*GIVEN INSTRUCTION:* Tally the lines in the listing below that contain "values" and report the tally alone.

*DATA SHOWN:*
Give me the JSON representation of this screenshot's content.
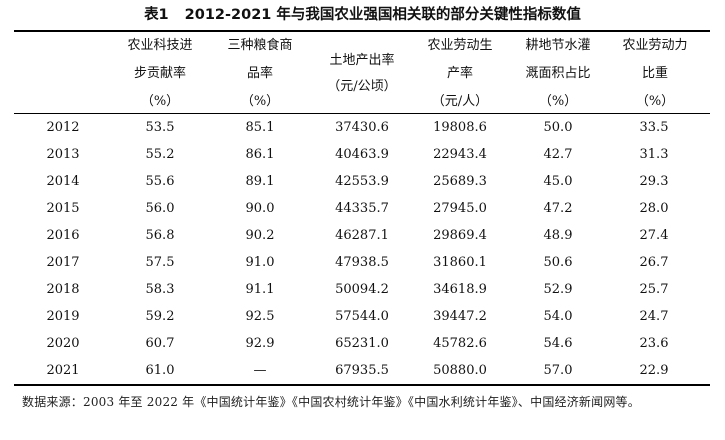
{
  "title": {
    "label": "表1",
    "text": "2012-2021 年与我国农业强国相关联的部分关键性指标数值"
  },
  "columns": [
    {
      "lines": [
        "",
        "",
        ""
      ]
    },
    {
      "lines": [
        "农业科技进",
        "步贡献率",
        "（%）"
      ]
    },
    {
      "lines": [
        "三种粮食商",
        "品率",
        "（%）"
      ]
    },
    {
      "lines": [
        "土地产出率",
        "（元/公顷）"
      ]
    },
    {
      "lines": [
        "农业劳动生",
        "产率",
        "（元/人）"
      ]
    },
    {
      "lines": [
        "耕地节水灌",
        "溉面积占比",
        "（%）"
      ]
    },
    {
      "lines": [
        "农业劳动力",
        "比重",
        "（%）"
      ]
    }
  ],
  "rows": [
    [
      "2012",
      "53.5",
      "85.1",
      "37430.6",
      "19808.6",
      "50.0",
      "33.5"
    ],
    [
      "2013",
      "55.2",
      "86.1",
      "40463.9",
      "22943.4",
      "42.7",
      "31.3"
    ],
    [
      "2014",
      "55.6",
      "89.1",
      "42553.9",
      "25689.3",
      "45.0",
      "29.3"
    ],
    [
      "2015",
      "56.0",
      "90.0",
      "44335.7",
      "27945.0",
      "47.2",
      "28.0"
    ],
    [
      "2016",
      "56.8",
      "90.2",
      "46287.1",
      "29869.4",
      "48.9",
      "27.4"
    ],
    [
      "2017",
      "57.5",
      "91.0",
      "47938.5",
      "31860.1",
      "50.6",
      "26.7"
    ],
    [
      "2018",
      "58.3",
      "91.1",
      "50094.2",
      "34618.9",
      "52.9",
      "25.7"
    ],
    [
      "2019",
      "59.2",
      "92.5",
      "57544.0",
      "39447.2",
      "54.0",
      "24.7"
    ],
    [
      "2020",
      "60.7",
      "92.9",
      "65231.0",
      "45782.6",
      "54.6",
      "23.6"
    ],
    [
      "2021",
      "61.0",
      "—",
      "67935.5",
      "50880.0",
      "57.0",
      "22.9"
    ]
  ],
  "source": "数据来源：2003 年至 2022 年《中国统计年鉴》《中国农村统计年鉴》《中国水利统计年鉴》、中国经济新闻网等。"
}
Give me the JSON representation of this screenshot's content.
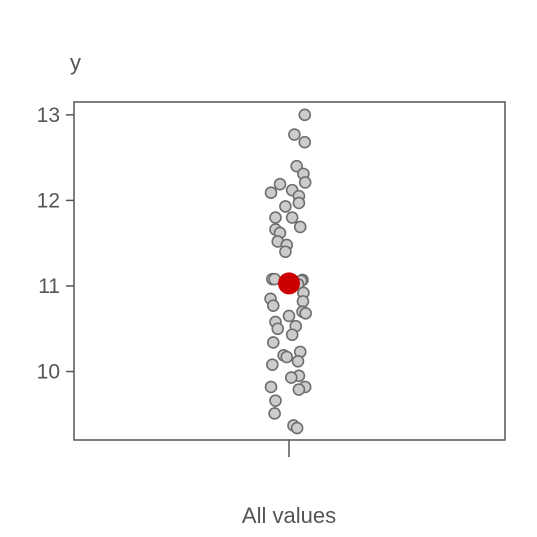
{
  "chart_data": {
    "type": "scatter",
    "title": "",
    "xlabel": "All values",
    "ylabel": "y",
    "categories": [
      "All values"
    ],
    "ylim": [
      9.2,
      13.15
    ],
    "yticks": [
      10,
      11,
      12,
      13
    ],
    "grid": false,
    "legend": "none",
    "colors": {
      "points_fill": "#cccccc",
      "points_stroke": "#6e6e6e",
      "summary": "#cc0000",
      "axis": "#555555",
      "text": "#555555"
    },
    "series": [
      {
        "category": "All values",
        "points": [
          {
            "jitter": 0.35,
            "y": 13.0
          },
          {
            "jitter": 0.12,
            "y": 12.77
          },
          {
            "jitter": 0.35,
            "y": 12.68
          },
          {
            "jitter": 0.17,
            "y": 12.4
          },
          {
            "jitter": 0.32,
            "y": 12.31
          },
          {
            "jitter": 0.36,
            "y": 12.21
          },
          {
            "jitter": -0.2,
            "y": 12.19
          },
          {
            "jitter": 0.07,
            "y": 12.12
          },
          {
            "jitter": -0.4,
            "y": 12.09
          },
          {
            "jitter": 0.22,
            "y": 12.05
          },
          {
            "jitter": 0.22,
            "y": 11.97
          },
          {
            "jitter": -0.08,
            "y": 11.93
          },
          {
            "jitter": -0.3,
            "y": 11.8
          },
          {
            "jitter": 0.07,
            "y": 11.8
          },
          {
            "jitter": 0.25,
            "y": 11.69
          },
          {
            "jitter": -0.3,
            "y": 11.66
          },
          {
            "jitter": -0.2,
            "y": 11.62
          },
          {
            "jitter": -0.25,
            "y": 11.52
          },
          {
            "jitter": -0.05,
            "y": 11.48
          },
          {
            "jitter": -0.08,
            "y": 11.4
          },
          {
            "jitter": -0.37,
            "y": 11.08
          },
          {
            "jitter": -0.32,
            "y": 11.08
          },
          {
            "jitter": 0.3,
            "y": 11.07
          },
          {
            "jitter": 0.27,
            "y": 11.06
          },
          {
            "jitter": 0.2,
            "y": 11.02
          },
          {
            "jitter": 0.32,
            "y": 10.92
          },
          {
            "jitter": -0.41,
            "y": 10.85
          },
          {
            "jitter": 0.31,
            "y": 10.82
          },
          {
            "jitter": -0.35,
            "y": 10.77
          },
          {
            "jitter": 0.3,
            "y": 10.7
          },
          {
            "jitter": 0.37,
            "y": 10.68
          },
          {
            "jitter": 0.0,
            "y": 10.65
          },
          {
            "jitter": -0.3,
            "y": 10.58
          },
          {
            "jitter": 0.15,
            "y": 10.53
          },
          {
            "jitter": -0.25,
            "y": 10.5
          },
          {
            "jitter": 0.07,
            "y": 10.43
          },
          {
            "jitter": -0.35,
            "y": 10.34
          },
          {
            "jitter": 0.25,
            "y": 10.23
          },
          {
            "jitter": -0.12,
            "y": 10.19
          },
          {
            "jitter": -0.05,
            "y": 10.17
          },
          {
            "jitter": 0.2,
            "y": 10.12
          },
          {
            "jitter": -0.37,
            "y": 10.08
          },
          {
            "jitter": 0.22,
            "y": 9.95
          },
          {
            "jitter": 0.05,
            "y": 9.93
          },
          {
            "jitter": -0.4,
            "y": 9.82
          },
          {
            "jitter": 0.36,
            "y": 9.82
          },
          {
            "jitter": 0.22,
            "y": 9.79
          },
          {
            "jitter": -0.3,
            "y": 9.66
          },
          {
            "jitter": -0.32,
            "y": 9.51
          },
          {
            "jitter": 0.1,
            "y": 9.37
          },
          {
            "jitter": 0.18,
            "y": 9.34
          }
        ],
        "summary": {
          "y": 11.03
        }
      }
    ]
  }
}
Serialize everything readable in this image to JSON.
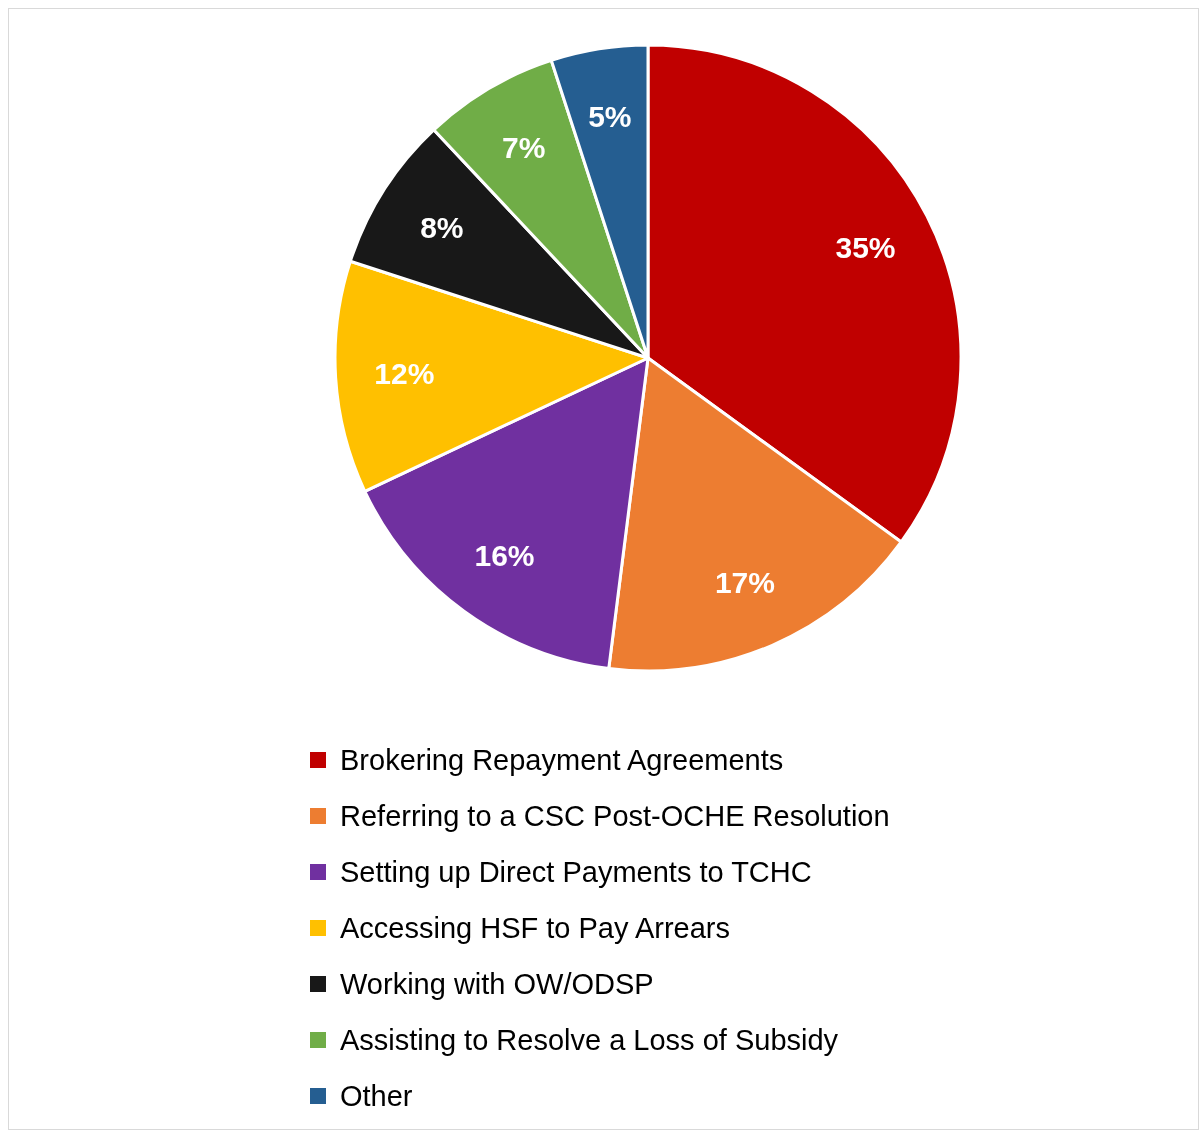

*TASK RESPONSE:* 3